>> Begin Dataset records
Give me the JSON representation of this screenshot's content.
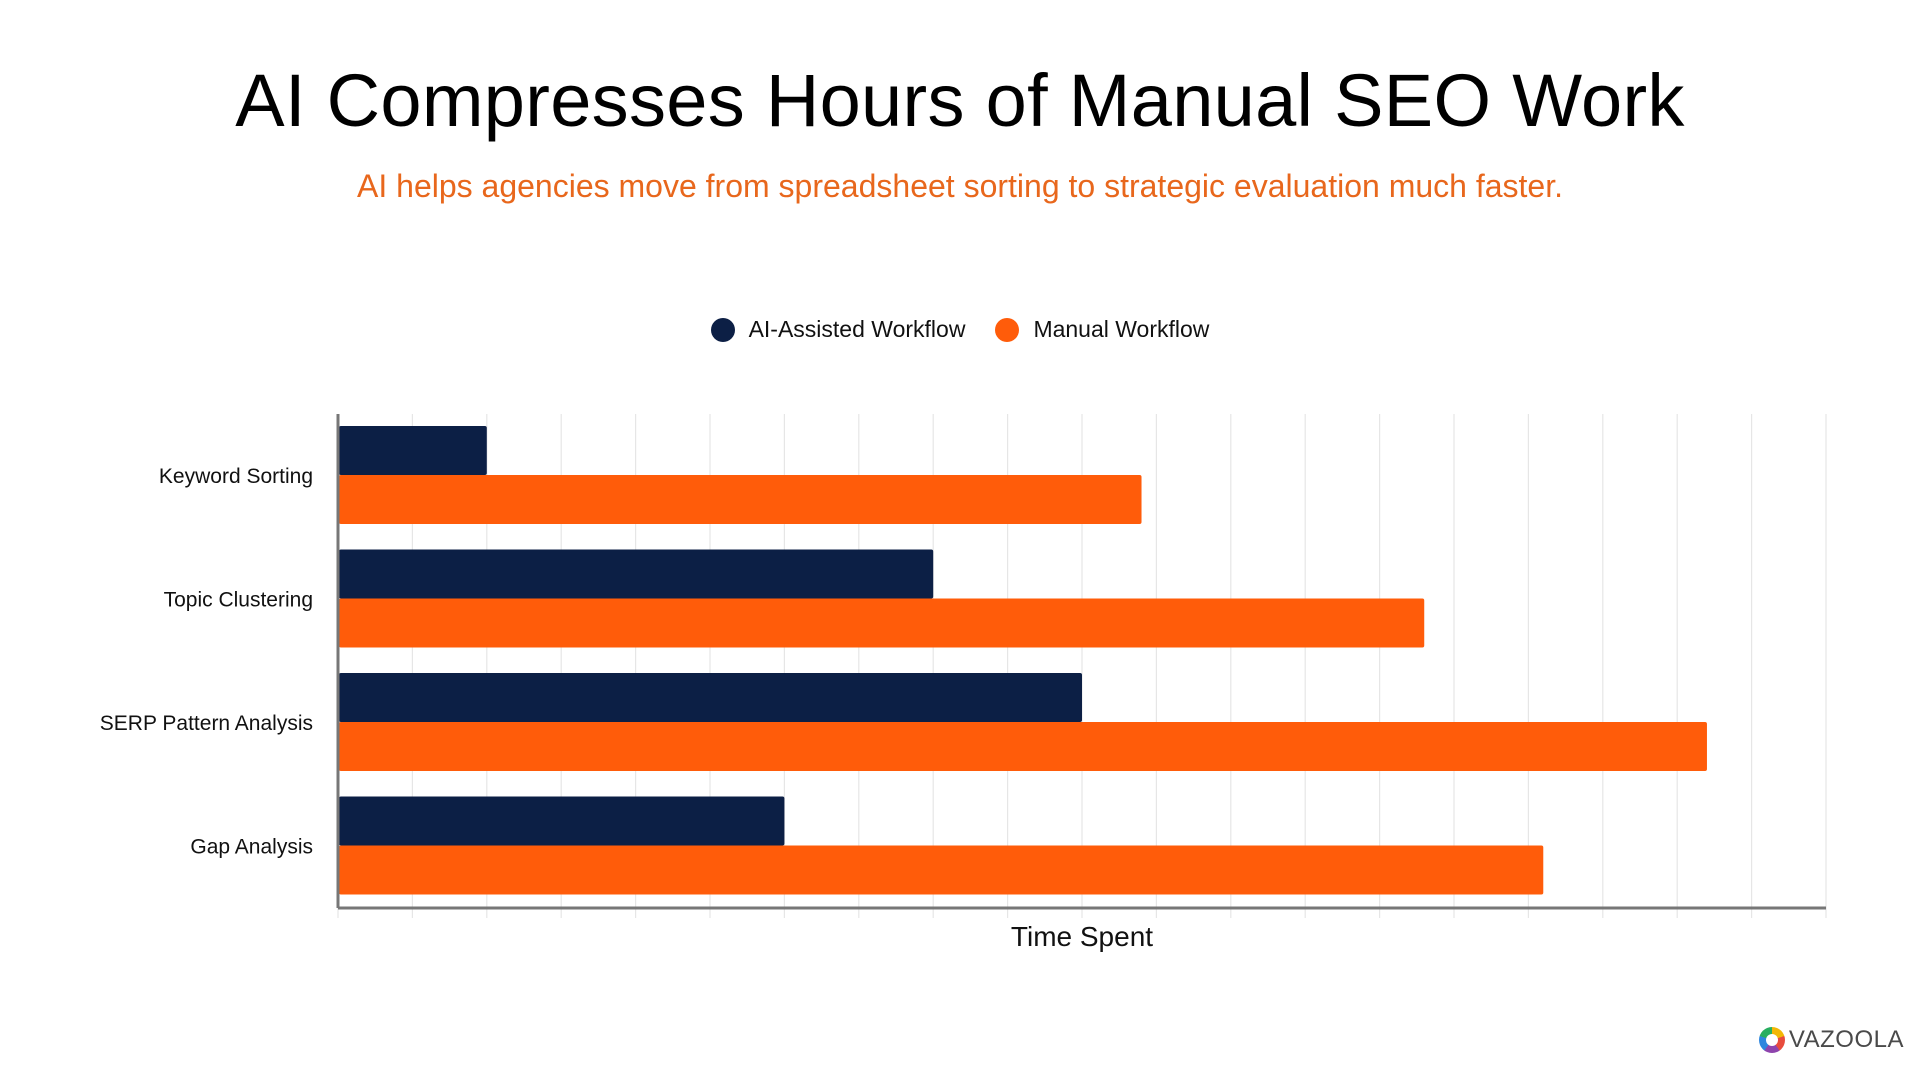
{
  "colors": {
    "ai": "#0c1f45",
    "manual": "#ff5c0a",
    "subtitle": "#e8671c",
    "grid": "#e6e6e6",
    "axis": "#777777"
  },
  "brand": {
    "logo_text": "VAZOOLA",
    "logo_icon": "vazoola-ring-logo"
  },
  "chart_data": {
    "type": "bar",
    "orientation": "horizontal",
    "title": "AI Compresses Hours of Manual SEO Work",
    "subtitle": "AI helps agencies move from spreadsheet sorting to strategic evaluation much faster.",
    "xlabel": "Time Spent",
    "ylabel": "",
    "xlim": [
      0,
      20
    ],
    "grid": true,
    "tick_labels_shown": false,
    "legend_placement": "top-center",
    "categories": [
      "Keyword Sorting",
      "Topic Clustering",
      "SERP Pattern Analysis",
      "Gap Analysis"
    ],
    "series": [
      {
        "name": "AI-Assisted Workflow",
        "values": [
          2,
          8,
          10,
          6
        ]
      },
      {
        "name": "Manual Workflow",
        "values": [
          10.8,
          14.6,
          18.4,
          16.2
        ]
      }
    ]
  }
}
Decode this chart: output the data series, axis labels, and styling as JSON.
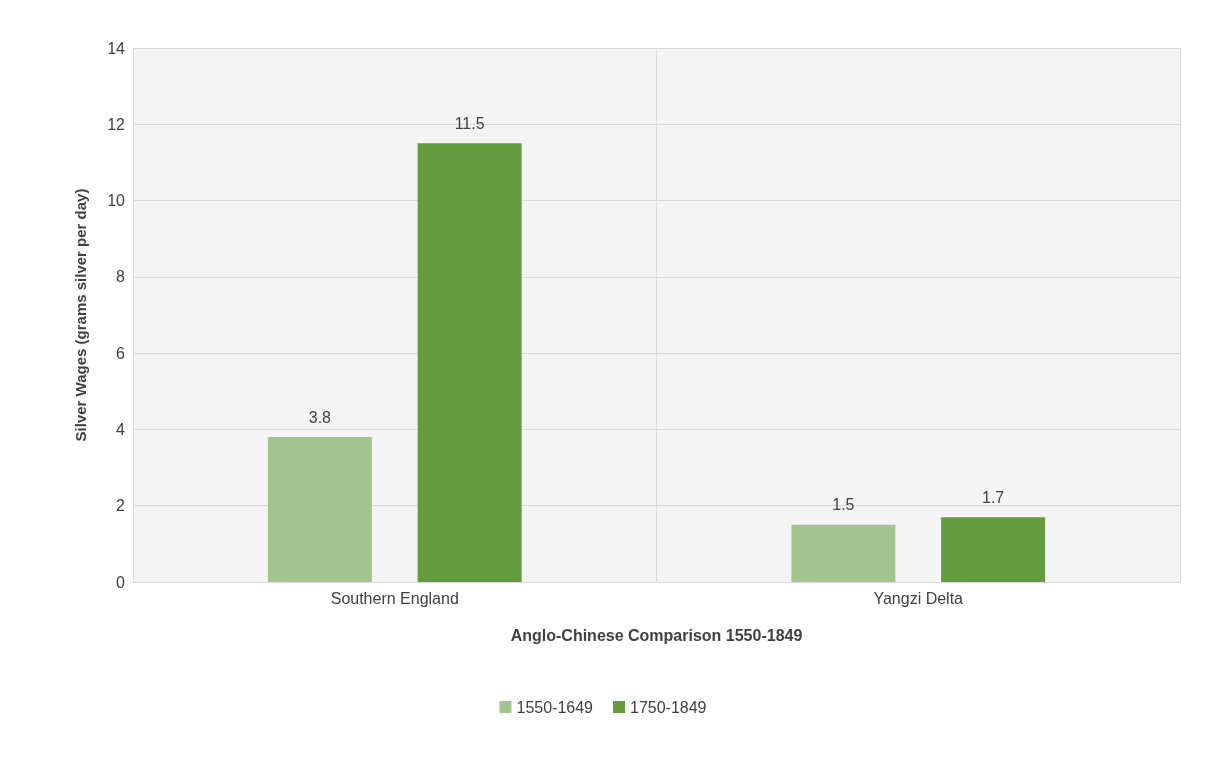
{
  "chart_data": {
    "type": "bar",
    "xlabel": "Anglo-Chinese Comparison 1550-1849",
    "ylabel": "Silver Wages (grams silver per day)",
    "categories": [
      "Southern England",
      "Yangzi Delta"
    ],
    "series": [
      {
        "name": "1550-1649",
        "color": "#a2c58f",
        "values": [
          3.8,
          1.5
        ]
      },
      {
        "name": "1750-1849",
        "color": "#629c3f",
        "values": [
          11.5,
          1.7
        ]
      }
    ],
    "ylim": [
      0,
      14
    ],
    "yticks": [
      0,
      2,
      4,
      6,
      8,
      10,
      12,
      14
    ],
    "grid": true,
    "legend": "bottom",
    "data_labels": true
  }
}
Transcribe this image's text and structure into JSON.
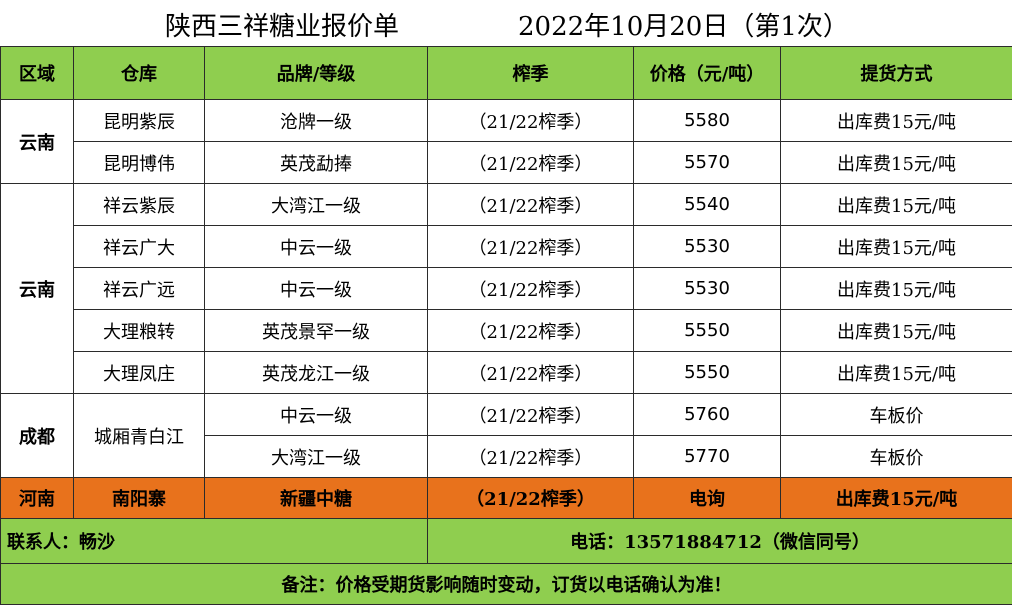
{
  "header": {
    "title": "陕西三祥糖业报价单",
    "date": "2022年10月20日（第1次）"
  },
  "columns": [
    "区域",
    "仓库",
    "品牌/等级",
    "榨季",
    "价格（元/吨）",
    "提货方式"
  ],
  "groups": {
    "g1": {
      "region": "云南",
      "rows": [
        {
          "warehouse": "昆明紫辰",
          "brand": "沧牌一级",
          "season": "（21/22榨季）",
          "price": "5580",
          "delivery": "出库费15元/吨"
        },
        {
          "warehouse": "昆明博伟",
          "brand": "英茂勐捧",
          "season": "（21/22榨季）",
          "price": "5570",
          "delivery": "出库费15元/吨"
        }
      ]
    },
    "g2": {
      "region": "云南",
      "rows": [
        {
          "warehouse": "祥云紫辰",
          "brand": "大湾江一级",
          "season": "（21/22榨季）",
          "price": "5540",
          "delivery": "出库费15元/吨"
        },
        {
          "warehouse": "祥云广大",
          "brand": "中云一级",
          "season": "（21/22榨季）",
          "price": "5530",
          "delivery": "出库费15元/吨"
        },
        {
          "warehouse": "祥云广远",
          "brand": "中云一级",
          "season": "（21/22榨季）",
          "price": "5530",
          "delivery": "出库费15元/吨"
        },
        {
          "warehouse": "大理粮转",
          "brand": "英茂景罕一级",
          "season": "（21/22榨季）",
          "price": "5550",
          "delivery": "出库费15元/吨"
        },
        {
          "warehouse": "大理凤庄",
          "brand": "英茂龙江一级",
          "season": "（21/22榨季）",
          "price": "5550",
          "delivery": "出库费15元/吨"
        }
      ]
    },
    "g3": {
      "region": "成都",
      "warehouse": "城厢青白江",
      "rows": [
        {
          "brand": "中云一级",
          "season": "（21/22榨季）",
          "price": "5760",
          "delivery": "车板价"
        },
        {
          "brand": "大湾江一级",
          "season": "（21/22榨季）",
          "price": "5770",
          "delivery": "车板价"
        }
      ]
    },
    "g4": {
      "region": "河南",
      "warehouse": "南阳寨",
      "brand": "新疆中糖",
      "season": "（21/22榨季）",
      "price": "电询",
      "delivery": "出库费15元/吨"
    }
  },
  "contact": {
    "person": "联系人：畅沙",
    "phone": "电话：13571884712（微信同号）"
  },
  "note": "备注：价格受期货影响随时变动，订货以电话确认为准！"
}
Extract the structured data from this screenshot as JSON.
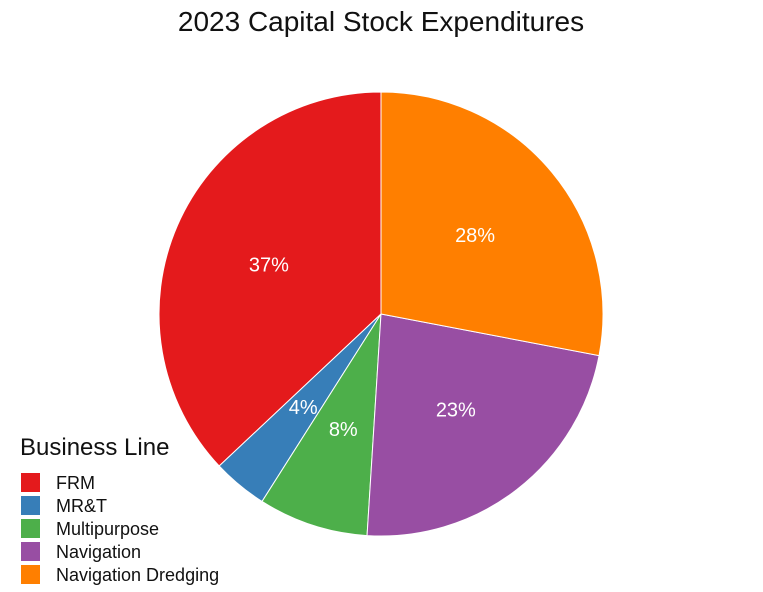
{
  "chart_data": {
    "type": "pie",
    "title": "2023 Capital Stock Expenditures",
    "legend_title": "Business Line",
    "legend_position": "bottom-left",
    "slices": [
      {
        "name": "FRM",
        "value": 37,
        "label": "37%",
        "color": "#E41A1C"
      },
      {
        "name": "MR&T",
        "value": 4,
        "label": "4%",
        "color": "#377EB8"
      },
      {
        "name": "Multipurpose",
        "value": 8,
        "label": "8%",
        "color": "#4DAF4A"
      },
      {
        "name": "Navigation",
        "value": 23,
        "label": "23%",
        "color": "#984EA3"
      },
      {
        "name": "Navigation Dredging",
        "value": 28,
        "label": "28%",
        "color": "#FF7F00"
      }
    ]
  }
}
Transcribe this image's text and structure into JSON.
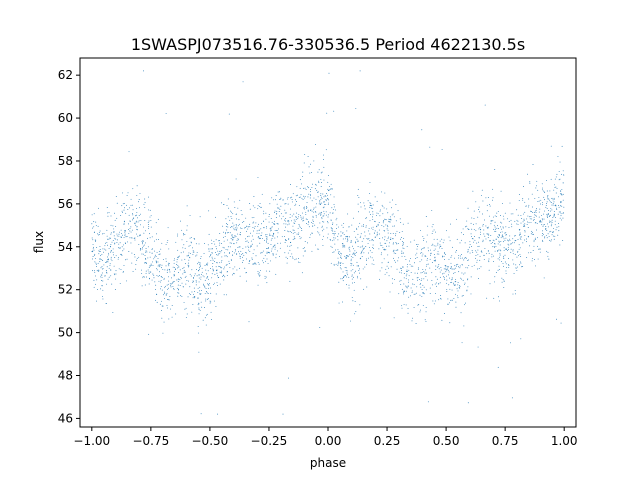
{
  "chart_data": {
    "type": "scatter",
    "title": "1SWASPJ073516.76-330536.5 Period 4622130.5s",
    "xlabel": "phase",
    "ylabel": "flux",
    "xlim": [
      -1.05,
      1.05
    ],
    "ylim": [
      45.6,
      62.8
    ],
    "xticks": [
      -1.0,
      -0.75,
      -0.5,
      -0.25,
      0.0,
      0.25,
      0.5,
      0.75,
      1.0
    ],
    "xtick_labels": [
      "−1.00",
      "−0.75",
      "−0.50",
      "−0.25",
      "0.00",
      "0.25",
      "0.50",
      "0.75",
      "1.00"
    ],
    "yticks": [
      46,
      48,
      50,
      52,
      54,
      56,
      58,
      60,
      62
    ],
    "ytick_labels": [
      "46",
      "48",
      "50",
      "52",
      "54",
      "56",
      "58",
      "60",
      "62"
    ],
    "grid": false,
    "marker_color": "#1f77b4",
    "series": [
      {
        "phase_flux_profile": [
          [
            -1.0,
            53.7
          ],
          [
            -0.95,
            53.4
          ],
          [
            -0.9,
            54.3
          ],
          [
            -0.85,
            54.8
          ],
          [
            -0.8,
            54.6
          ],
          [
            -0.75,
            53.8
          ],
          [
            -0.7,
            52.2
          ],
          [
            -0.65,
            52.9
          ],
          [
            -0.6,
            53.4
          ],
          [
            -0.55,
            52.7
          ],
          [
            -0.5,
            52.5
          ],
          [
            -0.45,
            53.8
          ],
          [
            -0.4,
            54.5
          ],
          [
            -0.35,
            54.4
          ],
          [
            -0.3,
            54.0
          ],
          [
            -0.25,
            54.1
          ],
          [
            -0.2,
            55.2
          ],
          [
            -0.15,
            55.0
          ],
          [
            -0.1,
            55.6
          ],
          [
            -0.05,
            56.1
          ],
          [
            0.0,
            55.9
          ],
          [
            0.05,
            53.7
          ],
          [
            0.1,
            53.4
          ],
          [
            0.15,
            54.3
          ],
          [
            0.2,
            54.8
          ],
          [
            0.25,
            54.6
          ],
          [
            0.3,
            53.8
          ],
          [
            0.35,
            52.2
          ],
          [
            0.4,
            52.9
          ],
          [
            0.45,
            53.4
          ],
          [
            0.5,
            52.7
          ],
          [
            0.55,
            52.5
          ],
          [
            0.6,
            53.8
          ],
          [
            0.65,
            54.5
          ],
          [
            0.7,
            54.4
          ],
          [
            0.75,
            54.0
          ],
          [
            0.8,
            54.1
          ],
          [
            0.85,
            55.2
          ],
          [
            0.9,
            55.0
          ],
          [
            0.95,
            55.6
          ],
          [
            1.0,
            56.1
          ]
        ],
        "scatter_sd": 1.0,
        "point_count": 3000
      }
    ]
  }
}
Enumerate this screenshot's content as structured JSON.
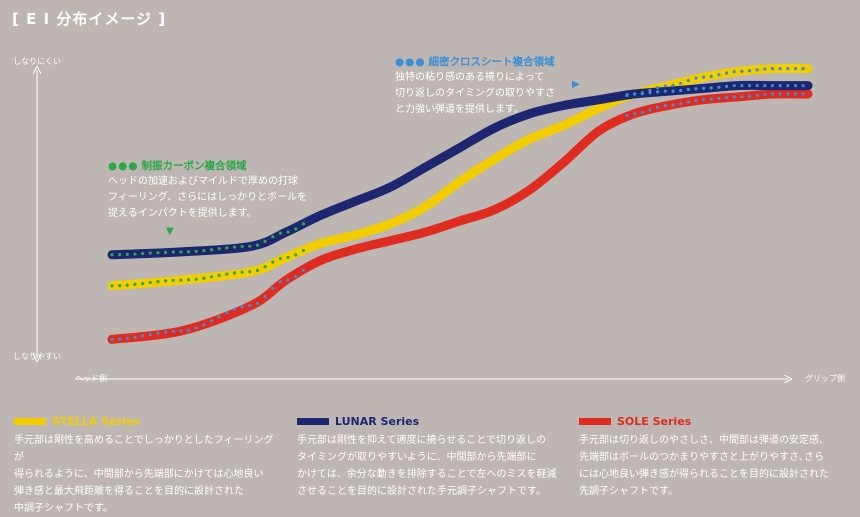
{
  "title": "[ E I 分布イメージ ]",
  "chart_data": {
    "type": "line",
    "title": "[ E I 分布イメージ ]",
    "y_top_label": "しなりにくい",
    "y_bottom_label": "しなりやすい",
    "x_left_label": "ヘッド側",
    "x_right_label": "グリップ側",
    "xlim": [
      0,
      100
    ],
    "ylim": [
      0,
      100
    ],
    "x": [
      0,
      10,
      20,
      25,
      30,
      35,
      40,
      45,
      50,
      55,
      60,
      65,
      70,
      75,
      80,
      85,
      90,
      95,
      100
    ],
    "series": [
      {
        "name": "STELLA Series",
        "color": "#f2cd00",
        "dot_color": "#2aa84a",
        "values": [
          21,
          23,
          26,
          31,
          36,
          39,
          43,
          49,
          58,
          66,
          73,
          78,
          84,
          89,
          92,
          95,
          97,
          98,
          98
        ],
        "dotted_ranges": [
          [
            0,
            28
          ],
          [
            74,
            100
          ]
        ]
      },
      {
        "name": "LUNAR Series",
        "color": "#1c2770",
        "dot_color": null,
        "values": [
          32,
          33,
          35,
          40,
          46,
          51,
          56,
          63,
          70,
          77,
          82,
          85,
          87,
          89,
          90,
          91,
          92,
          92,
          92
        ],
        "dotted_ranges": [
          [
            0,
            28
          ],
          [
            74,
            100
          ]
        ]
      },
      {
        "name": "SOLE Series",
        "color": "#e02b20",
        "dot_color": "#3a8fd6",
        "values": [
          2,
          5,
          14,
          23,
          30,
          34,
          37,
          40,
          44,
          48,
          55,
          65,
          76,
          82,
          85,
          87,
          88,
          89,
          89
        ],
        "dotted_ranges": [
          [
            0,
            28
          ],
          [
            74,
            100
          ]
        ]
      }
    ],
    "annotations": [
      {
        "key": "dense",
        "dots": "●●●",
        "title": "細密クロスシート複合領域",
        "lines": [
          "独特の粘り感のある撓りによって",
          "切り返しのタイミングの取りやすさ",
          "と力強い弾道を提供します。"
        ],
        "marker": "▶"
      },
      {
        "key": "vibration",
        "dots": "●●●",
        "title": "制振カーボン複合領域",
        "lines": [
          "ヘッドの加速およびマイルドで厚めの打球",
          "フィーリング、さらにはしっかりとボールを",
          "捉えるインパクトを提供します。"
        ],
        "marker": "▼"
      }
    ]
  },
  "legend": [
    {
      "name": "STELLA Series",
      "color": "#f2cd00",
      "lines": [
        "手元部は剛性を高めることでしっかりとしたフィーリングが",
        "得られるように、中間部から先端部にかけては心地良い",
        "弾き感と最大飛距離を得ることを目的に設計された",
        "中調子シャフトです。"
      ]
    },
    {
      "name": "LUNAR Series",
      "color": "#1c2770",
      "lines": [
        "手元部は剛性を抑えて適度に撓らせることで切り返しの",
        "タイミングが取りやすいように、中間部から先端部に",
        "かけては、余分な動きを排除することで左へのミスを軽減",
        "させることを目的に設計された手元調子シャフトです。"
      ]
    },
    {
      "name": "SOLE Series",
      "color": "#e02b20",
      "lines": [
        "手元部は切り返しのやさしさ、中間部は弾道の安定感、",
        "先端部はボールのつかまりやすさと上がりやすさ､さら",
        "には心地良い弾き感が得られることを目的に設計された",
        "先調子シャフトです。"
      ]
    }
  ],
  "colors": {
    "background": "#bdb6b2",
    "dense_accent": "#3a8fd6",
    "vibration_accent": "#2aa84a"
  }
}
>> End Dataset records
> [Given request]:
Which lines include "subtitle"? Copy each of them out.

> [The answer]:
    "subtitle": "#e8671c",
    "subtitle": "AI helps agencies move from spreadsheet sorting to strategic evaluation much faster.",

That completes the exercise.